Reproduce the portion of the guide to growing large tomatoes between "How to Grow" and "warm, sunny days.", inclusive.

**Text to read**
------------

How to Grow the Biggest Tomatoes


If you want to grow huge tomatoes, follow the lead of Gordon Graham, who holds the Guiness Book of World Records for his 7 lb. 12 oz. whopper. Choose varieties known for producing large fruits like Big Zac or Giant Belgium. Most huge varieties are indeterminate types, meaning they grow all season on long, rambling vines. Native to South America, tomatoes love moist, fluffy soil and warm, sunny days.

Step 1

Make rich, fluffly soil by spreading 2 to 3 inches of compost on your garden location. Shovel the soil to a depth of 6 inches, mixing the compost into the ground. Dig a hole deep enough for your plant and gently place your plant in the hole. Backfill dirt in the hole, pushing the soil down firmly to remove any air pockets. Dilute starter solution according to package directions and apply 1 cup to the soil around the plant to prevent plant shock and give the tomato a good start.

------------

(Collected data)
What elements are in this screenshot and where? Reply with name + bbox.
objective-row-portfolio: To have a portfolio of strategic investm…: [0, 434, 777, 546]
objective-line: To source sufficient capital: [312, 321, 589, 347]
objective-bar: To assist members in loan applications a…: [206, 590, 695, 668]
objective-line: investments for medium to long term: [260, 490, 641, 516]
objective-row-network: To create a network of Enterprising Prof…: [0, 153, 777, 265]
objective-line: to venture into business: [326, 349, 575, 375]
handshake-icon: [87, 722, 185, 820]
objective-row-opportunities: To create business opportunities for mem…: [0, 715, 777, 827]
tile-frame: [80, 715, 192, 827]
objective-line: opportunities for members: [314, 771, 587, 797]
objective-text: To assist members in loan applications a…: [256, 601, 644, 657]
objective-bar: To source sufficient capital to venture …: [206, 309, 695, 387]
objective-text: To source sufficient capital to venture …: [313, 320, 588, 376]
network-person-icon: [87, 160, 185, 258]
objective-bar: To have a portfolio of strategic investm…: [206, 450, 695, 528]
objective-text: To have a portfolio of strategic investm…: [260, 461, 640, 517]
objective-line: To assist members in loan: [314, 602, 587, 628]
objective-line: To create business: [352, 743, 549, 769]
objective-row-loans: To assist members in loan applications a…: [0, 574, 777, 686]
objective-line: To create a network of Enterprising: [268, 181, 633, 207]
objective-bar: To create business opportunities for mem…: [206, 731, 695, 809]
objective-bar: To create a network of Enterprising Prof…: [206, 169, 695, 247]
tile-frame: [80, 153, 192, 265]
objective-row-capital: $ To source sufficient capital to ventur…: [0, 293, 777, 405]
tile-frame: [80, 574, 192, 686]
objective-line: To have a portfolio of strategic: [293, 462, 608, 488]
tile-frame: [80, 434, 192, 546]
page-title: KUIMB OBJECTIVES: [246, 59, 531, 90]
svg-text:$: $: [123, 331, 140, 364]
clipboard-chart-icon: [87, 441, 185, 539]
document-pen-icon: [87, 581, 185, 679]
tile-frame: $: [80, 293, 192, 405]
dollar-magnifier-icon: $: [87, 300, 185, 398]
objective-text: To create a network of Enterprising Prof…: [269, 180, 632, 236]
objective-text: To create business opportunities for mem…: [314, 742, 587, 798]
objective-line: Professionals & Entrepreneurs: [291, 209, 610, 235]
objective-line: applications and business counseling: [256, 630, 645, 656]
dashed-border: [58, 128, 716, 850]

------------

**Task response**
How to Grow the Biggest Tomatoes


If you want to grow huge tomatoes, follow the lead of Gordon Graham, who holds the Guiness Book of World Records for his 7 lb. 12 oz. whopper. Choose varieties known for producing large fruits like Big Zac or Giant Belgium. Most huge varieties are indeterminate types, meaning they grow all season on long, rambling vines. Native to South America, tomatoes love moist, fluffy soil and warm, sunny days.